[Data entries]

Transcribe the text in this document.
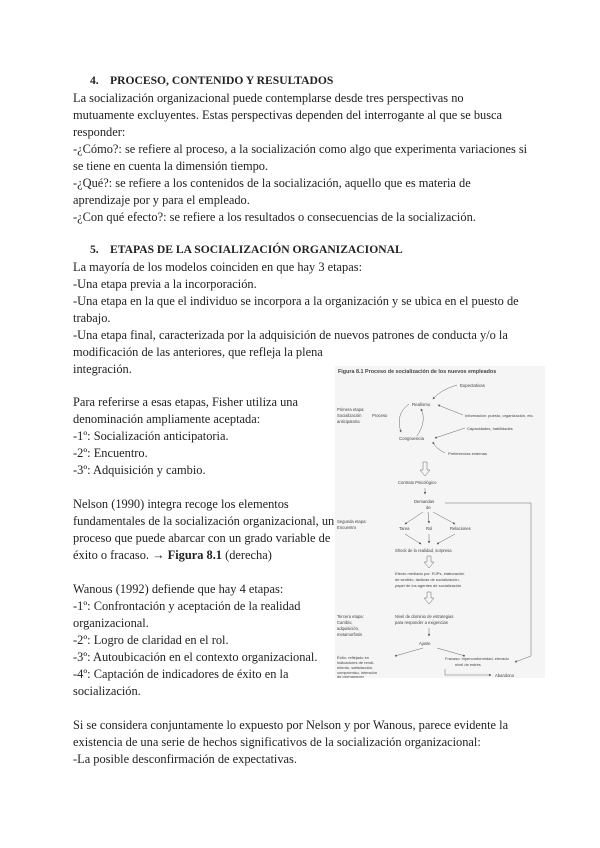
4. PROCESO, CONTENIDO Y RESULTADOS
La socialización organizacional puede contemplarse desde tres perspectivas no
mutuamente excluyentes. Estas perspectivas dependen del interrogante al que se busca
responder:
-¿Cómo?: se refiere al proceso, a la socialización como algo que experimenta variaciones si
se tiene en cuenta la dimensión tiempo.
-¿Qué?: se refiere a los contenidos de la socialización, aquello que es materia de
aprendizaje por y para el empleado.
-¿Con qué efecto?: se refiere a los resultados o consecuencias de la socialización.
5. ETAPAS DE LA SOCIALIZACIÓN ORGANIZACIONAL
La mayoría de los modelos coinciden en que hay 3 etapas:
-Una etapa previa a la incorporación.
-Una etapa en la que el individuo se incorpora a la organización y se ubica en el puesto de
trabajo.
-Una etapa final, caracterizada por la adquisición de nuevos patrones de conducta y/o la
modificación de las anteriores, que refleja la plena
integración.
Para referirse a esas etapas, Fisher utiliza una
denominación ampliamente aceptada:
-1º: Socialización anticipatoria.
-2º: Encuentro.
-3º: Adquisición y cambio.
Nelson (1990) integra recoge los elementos
fundamentales de la socialización organizacional, un
proceso que puede abarcar con un grado variable de
éxito o fracaso. → Figura 8.1 (derecha)
Wanous (1992) defiende que hay 4 etapas:
-1º: Confrontación y aceptación de la realidad
organizacional.
-2º: Logro de claridad en el rol.
-3º: Autoubicación en el contexto organizacional.
-4º: Captación de indicadores de éxito en la
socialización.
Si se considera conjuntamente lo expuesto por Nelson y por Wanous, parece evidente la
existencia de una serie de hechos significativos de la socialización organizacional:
-La posible desconfirmación de expectativas.
Figura 8.1 Proceso de socialización de los nuevos empleados
Primera etapa:
Socialización
anticipatoria
Proceso
Expectativas
Realismo
Información: puesto, organización, etc.
Capacidades, habilidades
Congruencia
Preferencias externas
Contrato Psicológico
Demandas
de
Segunda etapa:
Encuentro	Tarea	Rol	Relaciones
Shock de la realidad, sorpresa
Efecto mediado por: RJPs, elaboración
de sentido, tácticas de socialización,
papel de los agentes de socialización
Tercera etapa:
Cambio,
adquisición,
metamorfosis
Nivel de dominio de estrategias
para responder a exigencias
Ajuste
Éxito: reflejado en
indicadores de rendi-
miento, satisfacción,
compromiso, intención
de permanecer
Fracaso: hiperconformidad, elevado
nivel de estrés
Abandono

## [WHAT THE TASK ASKS]
Exclude the images and reproduce the remaining data exactly.

## [SOLVED EXERCISE]
Transcribe the text in this document.
4. PROCESO, CONTENIDO Y RESULTADOS
La socialización organizacional puede contemplarse desde tres perspectivas no
mutuamente excluyentes. Estas perspectivas dependen del interrogante al que se busca
responder:
-¿Cómo?: se refiere al proceso, a la socialización como algo que experimenta variaciones si
se tiene en cuenta la dimensión tiempo.
-¿Qué?: se refiere a los contenidos de la socialización, aquello que es materia de
aprendizaje por y para el empleado.
-¿Con qué efecto?: se refiere a los resultados o consecuencias de la socialización.
5. ETAPAS DE LA SOCIALIZACIÓN ORGANIZACIONAL
La mayoría de los modelos coinciden en que hay 3 etapas:
-Una etapa previa a la incorporación.
-Una etapa en la que el individuo se incorpora a la organización y se ubica en el puesto de
trabajo.
-Una etapa final, caracterizada por la adquisición de nuevos patrones de conducta y/o la
modificación de las anteriores, que refleja la plena
integración.
Para referirse a esas etapas, Fisher utiliza una
denominación ampliamente aceptada:
-1º: Socialización anticipatoria.
-2º: Encuentro.
-3º: Adquisición y cambio.
Nelson (1990) integra recoge los elementos
fundamentales de la socialización organizacional, un
proceso que puede abarcar con un grado variable de
éxito o fracaso. → Figura 8.1 (derecha)
Wanous (1992) defiende que hay 4 etapas:
-1º: Confrontación y aceptación de la realidad
organizacional.
-2º: Logro de claridad en el rol.
-3º: Autoubicación en el contexto organizacional.
-4º: Captación de indicadores de éxito en la
socialización.
Si se considera conjuntamente lo expuesto por Nelson y por Wanous, parece evidente la
existencia de una serie de hechos significativos de la socialización organizacional:
-La posible desconfirmación de expectativas.
Figura 8.1 Proceso de socialización de los nuevos empleados
Primera etapa:
Socialización
anticipatoria
Proceso
Expectativas
Realismo
Información: puesto, organización, etc.
Capacidades, habilidades
Congruencia
Preferencias externas
Contrato Psicológico
Demandas
de
Segunda etapa:
Encuentro	Tarea	Rol	Relaciones
Shock de la realidad, sorpresa
Efecto mediado por: RJPs, elaboración
de sentido, tácticas de socialización,
papel de los agentes de socialización
Tercera etapa:
Cambio,
adquisición,
metamorfosis
Nivel de dominio de estrategias
para responder a exigencias
Ajuste
Éxito: reflejado en
indicadores de rendi-
miento, satisfacción,
compromiso, intención
de permanecer
Fracaso: hiperconformidad, elevado
nivel de estrés
Abandono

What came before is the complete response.